- [Do this]
Output the material beneath this task exactly, images excluded.

— Start Data for this task —

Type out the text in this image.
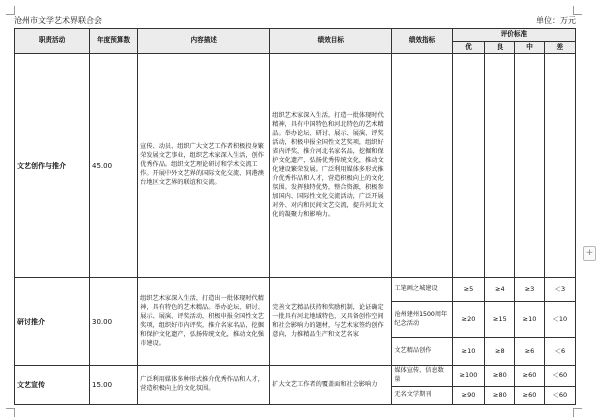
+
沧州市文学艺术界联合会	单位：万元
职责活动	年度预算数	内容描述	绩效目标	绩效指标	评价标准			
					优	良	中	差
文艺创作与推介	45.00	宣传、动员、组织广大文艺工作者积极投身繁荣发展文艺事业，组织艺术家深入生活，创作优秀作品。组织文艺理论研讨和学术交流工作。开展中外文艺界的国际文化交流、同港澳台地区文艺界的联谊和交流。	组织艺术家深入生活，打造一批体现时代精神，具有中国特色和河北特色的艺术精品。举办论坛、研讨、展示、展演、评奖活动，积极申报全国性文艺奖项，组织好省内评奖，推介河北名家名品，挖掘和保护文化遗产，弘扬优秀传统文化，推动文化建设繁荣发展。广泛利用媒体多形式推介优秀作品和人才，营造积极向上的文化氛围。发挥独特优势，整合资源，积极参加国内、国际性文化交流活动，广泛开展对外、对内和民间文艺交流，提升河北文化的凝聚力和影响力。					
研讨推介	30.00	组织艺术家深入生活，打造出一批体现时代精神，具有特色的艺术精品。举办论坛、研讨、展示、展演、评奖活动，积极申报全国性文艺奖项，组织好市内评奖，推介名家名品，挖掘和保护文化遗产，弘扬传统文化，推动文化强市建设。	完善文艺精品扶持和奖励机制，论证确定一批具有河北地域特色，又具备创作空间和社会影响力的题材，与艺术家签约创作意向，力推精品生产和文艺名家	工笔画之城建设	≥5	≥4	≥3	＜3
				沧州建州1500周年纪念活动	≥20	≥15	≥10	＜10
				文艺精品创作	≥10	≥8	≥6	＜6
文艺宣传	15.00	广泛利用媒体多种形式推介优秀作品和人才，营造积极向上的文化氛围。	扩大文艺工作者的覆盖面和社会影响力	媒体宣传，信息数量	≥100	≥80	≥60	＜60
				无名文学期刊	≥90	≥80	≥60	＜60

— End Data for this task —

- [Exercise result]
Type out the text in this image.
+
沧州市文学艺术界联合会	单位：万元
职责活动	年度预算数	内容描述	绩效目标	绩效指标	评价标准			
					优	良	中	差
文艺创作与推介	45.00	宣传、动员、组织广大文艺工作者积极投身繁荣发展文艺事业，组织艺术家深入生活，创作优秀作品。组织文艺理论研讨和学术交流工作。开展中外文艺界的国际文化交流、同港澳台地区文艺界的联谊和交流。	组织艺术家深入生活，打造一批体现时代精神，具有中国特色和河北特色的艺术精品。举办论坛、研讨、展示、展演、评奖活动，积极申报全国性文艺奖项，组织好省内评奖，推介河北名家名品，挖掘和保护文化遗产，弘扬优秀传统文化，推动文化建设繁荣发展。广泛利用媒体多形式推介优秀作品和人才，营造积极向上的文化氛围。发挥独特优势，整合资源，积极参加国内、国际性文化交流活动，广泛开展对外、对内和民间文艺交流，提升河北文化的凝聚力和影响力。					
研讨推介	30.00	组织艺术家深入生活，打造出一批体现时代精神，具有特色的艺术精品。举办论坛、研讨、展示、展演、评奖活动，积极申报全国性文艺奖项，组织好市内评奖，推介名家名品，挖掘和保护文化遗产，弘扬传统文化，推动文化强市建设。	完善文艺精品扶持和奖励机制，论证确定一批具有河北地域特色，又具备创作空间和社会影响力的题材，与艺术家签约创作意向，力推精品生产和文艺名家	工笔画之城建设	≥5	≥4	≥3	＜3
				沧州建州1500周年纪念活动	≥20	≥15	≥10	＜10
				文艺精品创作	≥10	≥8	≥6	＜6
文艺宣传	15.00	广泛利用媒体多种形式推介优秀作品和人才，营造积极向上的文化氛围。	扩大文艺工作者的覆盖面和社会影响力	媒体宣传，信息数量	≥100	≥80	≥60	＜60
				无名文学期刊	≥90	≥80	≥60	＜60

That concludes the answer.